======== SELECTED EXTRACT ========

Orbital characteristics
- Epoch 31 July 2016 (JD 2457600.5)
- Uncertainty parameter 0
- Observation arc: 87.01 yr (31782 days)
- Aphelion: 3.2953 AU (492.97 Gm)
- Perihelion: 2.1842 AU (326.75 Gm)
- Semi-major axis: 2.7397 AU (409.85 Gm)
- Eccentricity: 0.20278
- Orbital period (sidereal): 4.53 yr (1656.4 d)
- Mean anomaly: 317.515°
- Mean motion: 0° 13^{m} 2.424^{s} / day
- Inclination: 15.905°
- Longitude of ascending node: 285.817°
- Argument of perihelion: 70.143°

Physical characteristics
- Mean radius: 43.095±0.8 km
- Synodic rotation period: 20.117 h (0.8382 d)
- Geometric albedo: 0.1723±0.006
- Absolute magnitude (H): 7.85

= 980 Anacostia =

Main-belt asteroid

980 Anacostia is a minor planet orbiting the Sun that was discovered by American astronomer George Henry Peters on 21 November 1921. The name recognizes the Anacostia River and an historic neighborhood of the same name in the city of Washington, D.C.

======== MATERIAL SHOWN ========

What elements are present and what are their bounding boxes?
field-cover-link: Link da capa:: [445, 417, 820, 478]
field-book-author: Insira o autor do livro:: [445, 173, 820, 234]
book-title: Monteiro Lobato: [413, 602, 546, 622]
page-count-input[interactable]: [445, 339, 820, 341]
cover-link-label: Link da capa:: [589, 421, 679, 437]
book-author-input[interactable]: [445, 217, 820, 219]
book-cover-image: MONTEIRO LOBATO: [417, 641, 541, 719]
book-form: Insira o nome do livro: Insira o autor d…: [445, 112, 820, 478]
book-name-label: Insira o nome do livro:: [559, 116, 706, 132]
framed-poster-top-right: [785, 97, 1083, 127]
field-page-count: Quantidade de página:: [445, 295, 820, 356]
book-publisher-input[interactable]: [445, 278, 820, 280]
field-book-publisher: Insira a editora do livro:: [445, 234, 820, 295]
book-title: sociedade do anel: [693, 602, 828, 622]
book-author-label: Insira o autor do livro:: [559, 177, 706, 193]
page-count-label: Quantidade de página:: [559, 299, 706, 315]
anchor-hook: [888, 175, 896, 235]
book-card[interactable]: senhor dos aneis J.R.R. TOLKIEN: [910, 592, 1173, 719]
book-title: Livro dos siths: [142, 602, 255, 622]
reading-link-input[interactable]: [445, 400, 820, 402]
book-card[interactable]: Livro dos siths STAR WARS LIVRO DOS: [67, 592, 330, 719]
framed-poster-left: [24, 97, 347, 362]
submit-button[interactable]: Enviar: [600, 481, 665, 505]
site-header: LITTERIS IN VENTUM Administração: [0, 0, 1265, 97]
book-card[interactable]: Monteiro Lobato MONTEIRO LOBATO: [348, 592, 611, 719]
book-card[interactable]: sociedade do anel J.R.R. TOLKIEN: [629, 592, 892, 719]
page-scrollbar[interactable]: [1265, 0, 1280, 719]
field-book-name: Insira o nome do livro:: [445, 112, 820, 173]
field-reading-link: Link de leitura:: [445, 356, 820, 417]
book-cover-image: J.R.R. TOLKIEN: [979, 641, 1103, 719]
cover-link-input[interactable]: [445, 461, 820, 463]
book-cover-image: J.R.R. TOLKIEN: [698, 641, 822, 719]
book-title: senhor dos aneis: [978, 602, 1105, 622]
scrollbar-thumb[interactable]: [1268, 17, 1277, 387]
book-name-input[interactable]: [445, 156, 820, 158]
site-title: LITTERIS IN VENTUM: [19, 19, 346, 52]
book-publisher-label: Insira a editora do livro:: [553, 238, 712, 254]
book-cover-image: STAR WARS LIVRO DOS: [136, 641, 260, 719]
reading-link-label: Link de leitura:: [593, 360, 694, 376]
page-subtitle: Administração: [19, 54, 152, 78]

========

TASKS TO PERFORM:
a) Write out the passage in the 980 Anacostia entry from "Orbital characteristics" up to and including "AU (409.85 Gm)".
b) List every quantity named under the heading "Physical characteristics" in the 980 Anacostia entry.

ANSWERS BY ITEM NUMBER:
a)
Orbital characteristics
- Epoch 31 July 2016 (JD 2457600.5)
- Uncertainty parameter 0
- Observation arc: 87.01 yr (31782 days)
- Aphelion: 3.2953 AU (492.97 Gm)
- Perihelion: 2.1842 AU (326.75 Gm)
- Semi-major axis: 2.7397 AU (409.85 Gm)

b)
- Mean radius
- Synodic rotation period
- Geometric albedo
- Absolute magnitude (H)